▸ Given task
Restate word for word the lines from the one containing "What does this" through the end of the listing below, with both ends included.

▸ Data
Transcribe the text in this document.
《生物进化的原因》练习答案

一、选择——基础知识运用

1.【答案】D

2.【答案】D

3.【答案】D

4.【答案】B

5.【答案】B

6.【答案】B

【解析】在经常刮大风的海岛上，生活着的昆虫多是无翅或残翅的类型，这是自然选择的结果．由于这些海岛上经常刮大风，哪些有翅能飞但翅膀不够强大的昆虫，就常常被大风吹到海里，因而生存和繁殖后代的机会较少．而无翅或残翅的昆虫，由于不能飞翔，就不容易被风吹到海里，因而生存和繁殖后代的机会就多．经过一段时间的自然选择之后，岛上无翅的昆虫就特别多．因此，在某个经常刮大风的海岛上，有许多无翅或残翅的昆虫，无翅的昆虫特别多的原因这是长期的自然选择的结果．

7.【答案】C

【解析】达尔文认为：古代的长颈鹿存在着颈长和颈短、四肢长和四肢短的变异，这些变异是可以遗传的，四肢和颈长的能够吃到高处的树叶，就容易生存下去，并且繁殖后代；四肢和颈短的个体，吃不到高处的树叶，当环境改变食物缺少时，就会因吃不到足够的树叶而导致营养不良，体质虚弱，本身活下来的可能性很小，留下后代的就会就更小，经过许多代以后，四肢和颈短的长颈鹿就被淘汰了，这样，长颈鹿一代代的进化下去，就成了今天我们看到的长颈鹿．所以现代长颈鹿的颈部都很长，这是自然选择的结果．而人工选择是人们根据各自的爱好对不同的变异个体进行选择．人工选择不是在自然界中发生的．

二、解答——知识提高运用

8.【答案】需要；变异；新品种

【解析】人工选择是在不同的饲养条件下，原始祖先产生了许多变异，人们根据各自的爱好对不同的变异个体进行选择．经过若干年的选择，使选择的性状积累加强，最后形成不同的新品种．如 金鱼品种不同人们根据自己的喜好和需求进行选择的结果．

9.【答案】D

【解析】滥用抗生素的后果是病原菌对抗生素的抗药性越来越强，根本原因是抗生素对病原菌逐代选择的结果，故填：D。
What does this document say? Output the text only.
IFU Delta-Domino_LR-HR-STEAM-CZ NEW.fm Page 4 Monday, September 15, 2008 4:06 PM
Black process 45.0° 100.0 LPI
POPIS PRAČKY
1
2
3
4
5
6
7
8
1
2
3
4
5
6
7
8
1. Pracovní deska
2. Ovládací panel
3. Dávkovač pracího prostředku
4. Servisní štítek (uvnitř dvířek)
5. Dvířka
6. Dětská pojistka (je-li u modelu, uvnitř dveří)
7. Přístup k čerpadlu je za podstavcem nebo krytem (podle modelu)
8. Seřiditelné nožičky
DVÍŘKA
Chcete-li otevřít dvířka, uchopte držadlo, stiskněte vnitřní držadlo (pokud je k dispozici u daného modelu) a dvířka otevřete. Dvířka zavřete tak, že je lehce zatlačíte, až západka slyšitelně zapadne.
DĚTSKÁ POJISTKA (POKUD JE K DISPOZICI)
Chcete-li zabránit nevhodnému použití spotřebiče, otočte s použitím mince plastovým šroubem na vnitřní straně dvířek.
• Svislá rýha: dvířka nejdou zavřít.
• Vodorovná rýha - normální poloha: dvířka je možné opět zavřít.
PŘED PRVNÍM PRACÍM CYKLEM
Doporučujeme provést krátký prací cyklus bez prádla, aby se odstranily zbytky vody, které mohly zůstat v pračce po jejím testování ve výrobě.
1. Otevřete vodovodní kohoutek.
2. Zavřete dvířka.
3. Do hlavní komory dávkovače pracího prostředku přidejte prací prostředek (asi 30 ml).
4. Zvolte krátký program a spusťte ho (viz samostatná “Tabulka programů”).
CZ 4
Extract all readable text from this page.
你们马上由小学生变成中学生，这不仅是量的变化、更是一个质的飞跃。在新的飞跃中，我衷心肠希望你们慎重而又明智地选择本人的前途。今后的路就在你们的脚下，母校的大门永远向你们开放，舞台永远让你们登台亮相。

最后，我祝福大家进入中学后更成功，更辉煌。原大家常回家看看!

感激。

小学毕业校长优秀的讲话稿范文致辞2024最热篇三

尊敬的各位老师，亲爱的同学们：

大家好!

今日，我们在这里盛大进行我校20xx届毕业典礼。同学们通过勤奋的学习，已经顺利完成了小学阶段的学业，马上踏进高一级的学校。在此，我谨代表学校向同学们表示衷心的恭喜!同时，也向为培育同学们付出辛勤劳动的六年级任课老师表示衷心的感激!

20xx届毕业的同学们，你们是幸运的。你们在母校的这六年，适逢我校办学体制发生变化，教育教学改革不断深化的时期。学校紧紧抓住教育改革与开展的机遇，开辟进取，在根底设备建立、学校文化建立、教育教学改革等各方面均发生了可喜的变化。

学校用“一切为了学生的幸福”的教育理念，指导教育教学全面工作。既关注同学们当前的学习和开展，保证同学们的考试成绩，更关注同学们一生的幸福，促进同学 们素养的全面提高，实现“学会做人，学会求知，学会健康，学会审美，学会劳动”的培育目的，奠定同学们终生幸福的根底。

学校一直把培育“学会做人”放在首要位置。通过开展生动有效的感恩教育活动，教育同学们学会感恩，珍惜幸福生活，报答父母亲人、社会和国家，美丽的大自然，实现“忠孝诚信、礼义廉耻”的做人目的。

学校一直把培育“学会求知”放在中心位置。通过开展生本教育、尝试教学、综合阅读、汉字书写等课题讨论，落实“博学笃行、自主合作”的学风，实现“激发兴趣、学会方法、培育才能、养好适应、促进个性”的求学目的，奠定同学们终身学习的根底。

▸ Output
What does this document say? Output the text only.
IFU Delta-Domino_LR-HR-STEAM-CZ NEW.fm Page 4 Monday, September 15, 2008 4:06 PM
Black process 45.0° 100.0 LPI
POPIS PRAČKY
1
2
3
4
5
6
7
8
1
2
3
4
5
6
7
8
1. Pracovní deska
2. Ovládací panel
3. Dávkovač pracího prostředku
4. Servisní štítek (uvnitř dvířek)
5. Dvířka
6. Dětská pojistka (je-li u modelu, uvnitř dveří)
7. Přístup k čerpadlu je za podstavcem nebo krytem (podle modelu)
8. Seřiditelné nožičky
DVÍŘKA
Chcete-li otevřít dvířka, uchopte držadlo, stiskněte vnitřní držadlo (pokud je k dispozici u daného modelu) a dvířka otevřete. Dvířka zavřete tak, že je lehce zatlačíte, až západka slyšitelně zapadne.
DĚTSKÁ POJISTKA (POKUD JE K DISPOZICI)
Chcete-li zabránit nevhodnému použití spotřebiče, otočte s použitím mince plastovým šroubem na vnitřní straně dvířek.
• Svislá rýha: dvířka nejdou zavřít.
• Vodorovná rýha - normální poloha: dvířka je možné opět zavřít.
PŘED PRVNÍM PRACÍM CYKLEM
Doporučujeme provést krátký prací cyklus bez prádla, aby se odstranily zbytky vody, které mohly zůstat v pračce po jejím testování ve výrobě.
1. Otevřete vodovodní kohoutek.
2. Zavřete dvířka.
3. Do hlavní komory dávkovače pracího prostředku přidejte prací prostředek (asi 30 ml).
4. Zvolte krátký program a spusťte ho (viz samostatná “Tabulka programů”).
CZ 4
Extract all readable text from this page.
你们马上由小学生变成中学生，这不仅是量的变化、更是一个质的飞跃。在新的飞跃中，我衷心肠希望你们慎重而又明智地选择本人的前途。今后的路就在你们的脚下，母校的大门永远向你们开放，舞台永远让你们登台亮相。

最后，我祝福大家进入中学后更成功，更辉煌。原大家常回家看看!

感激。

小学毕业校长优秀的讲话稿范文致辞2024最热篇三

尊敬的各位老师，亲爱的同学们：

大家好!

今日，我们在这里盛大进行我校20xx届毕业典礼。同学们通过勤奋的学习，已经顺利完成了小学阶段的学业，马上踏进高一级的学校。在此，我谨代表学校向同学们表示衷心的恭喜!同时，也向为培育同学们付出辛勤劳动的六年级任课老师表示衷心的感激!

20xx届毕业的同学们，你们是幸运的。你们在母校的这六年，适逢我校办学体制发生变化，教育教学改革不断深化的时期。学校紧紧抓住教育改革与开展的机遇，开辟进取，在根底设备建立、学校文化建立、教育教学改革等各方面均发生了可喜的变化。

学校用“一切为了学生的幸福”的教育理念，指导教育教学全面工作。既关注同学们当前的学习和开展，保证同学们的考试成绩，更关注同学们一生的幸福，促进同学 们素养的全面提高，实现“学会做人，学会求知，学会健康，学会审美，学会劳动”的培育目的，奠定同学们终生幸福的根底。

学校一直把培育“学会做人”放在首要位置。通过开展生动有效的感恩教育活动，教育同学们学会感恩，珍惜幸福生活，报答父母亲人、社会和国家，美丽的大自然，实现“忠孝诚信、礼义廉耻”的做人目的。

学校一直把培育“学会求知”放在中心位置。通过开展生本教育、尝试教学、综合阅读、汉字书写等课题讨论，落实“博学笃行、自主合作”的学风，实现“激发兴趣、学会方法、培育才能、养好适应、促进个性”的求学目的，奠定同学们终身学习的根底。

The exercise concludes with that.